## begin

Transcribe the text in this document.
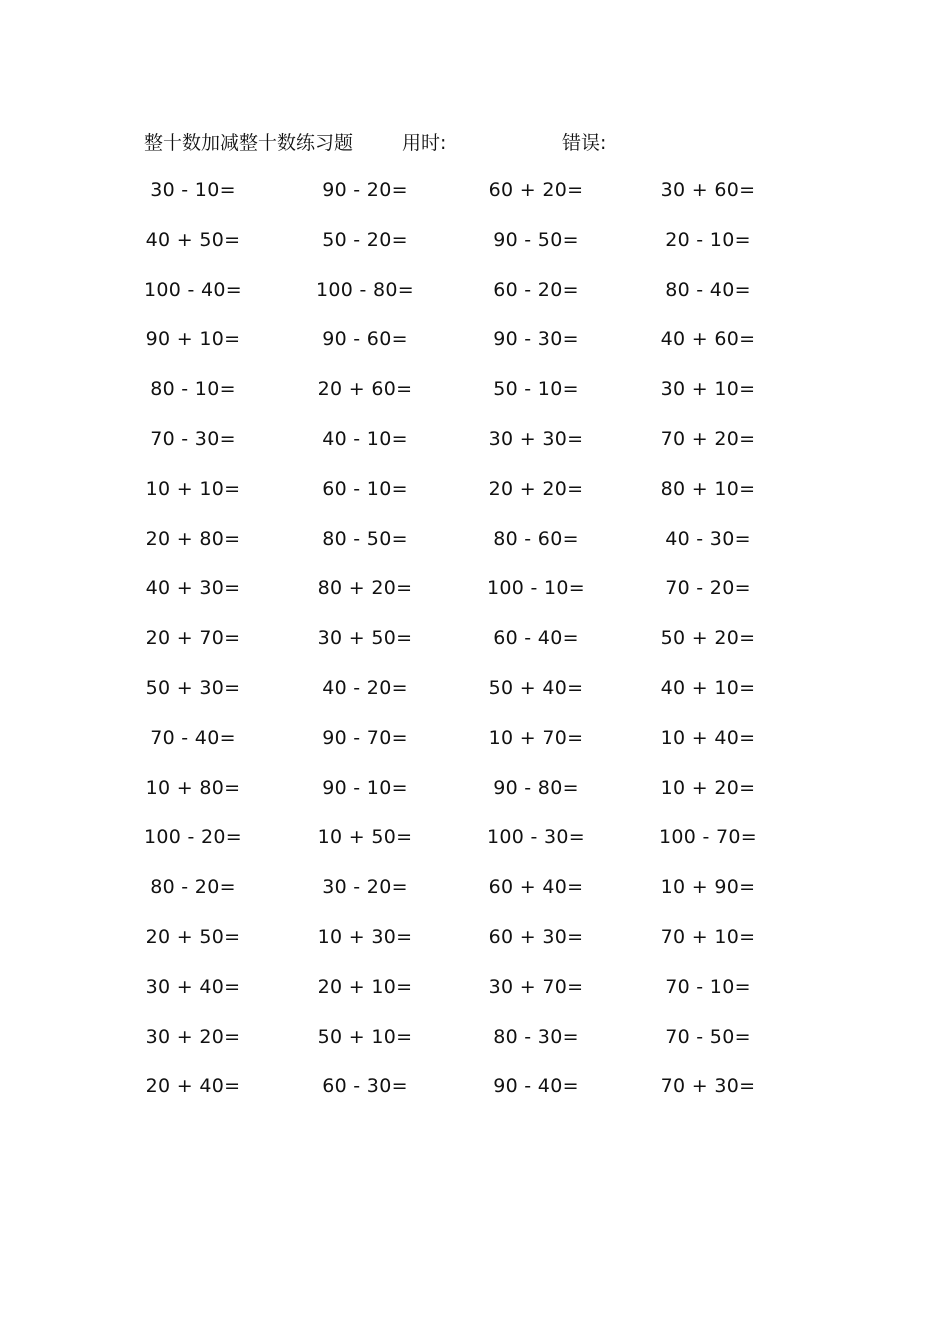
整十数加减整十数练习题	用时:	错误:
30 - 10=	90 - 20=	60 + 20=	30 + 60=
40 + 50=	50 - 20=	90 - 50=	20 - 10=
100 - 40=	100 - 80=	60 - 20=	80 - 40=
90 + 10=	90 - 60=	90 - 30=	40 + 60=
80 - 10=	20 + 60=	50 - 10=	30 + 10=
70 - 30=	40 - 10=	30 + 30=	70 + 20=
10 + 10=	60 - 10=	20 + 20=	80 + 10=
20 + 80=	80 - 50=	80 - 60=	40 - 30=
40 + 30=	80 + 20=	100 - 10=	70 - 20=
20 + 70=	30 + 50=	60 - 40=	50 + 20=
50 + 30=	40 - 20=	50 + 40=	40 + 10=
70 - 40=	90 - 70=	10 + 70=	10 + 40=
10 + 80=	90 - 10=	90 - 80=	10 + 20=
100 - 20=	10 + 50=	100 - 30=	100 - 70=
80 - 20=	30 - 20=	60 + 40=	10 + 90=
20 + 50=	10 + 30=	60 + 30=	70 + 10=
30 + 40=	20 + 10=	30 + 70=	70 - 10=
30 + 20=	50 + 10=	80 - 30=	70 - 50=
20 + 40=	60 - 30=	90 - 40=	70 + 30=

## end

» **Written instruction**
Repeat the data exactly in full, omitting its pictures.

» **Expected output**
Transcribe the text in this document.
整十数加减整十数练习题	用时:	错误:
30 - 10=	90 - 20=	60 + 20=	30 + 60=
40 + 50=	50 - 20=	90 - 50=	20 - 10=
100 - 40=	100 - 80=	60 - 20=	80 - 40=
90 + 10=	90 - 60=	90 - 30=	40 + 60=
80 - 10=	20 + 60=	50 - 10=	30 + 10=
70 - 30=	40 - 10=	30 + 30=	70 + 20=
10 + 10=	60 - 10=	20 + 20=	80 + 10=
20 + 80=	80 - 50=	80 - 60=	40 - 30=
40 + 30=	80 + 20=	100 - 10=	70 - 20=
20 + 70=	30 + 50=	60 - 40=	50 + 20=
50 + 30=	40 - 20=	50 + 40=	40 + 10=
70 - 40=	90 - 70=	10 + 70=	10 + 40=
10 + 80=	90 - 10=	90 - 80=	10 + 20=
100 - 20=	10 + 50=	100 - 30=	100 - 70=
80 - 20=	30 - 20=	60 + 40=	10 + 90=
20 + 50=	10 + 30=	60 + 30=	70 + 10=
30 + 40=	20 + 10=	30 + 70=	70 - 10=
30 + 20=	50 + 10=	80 - 30=	70 - 50=
20 + 40=	60 - 30=	90 - 40=	70 + 30=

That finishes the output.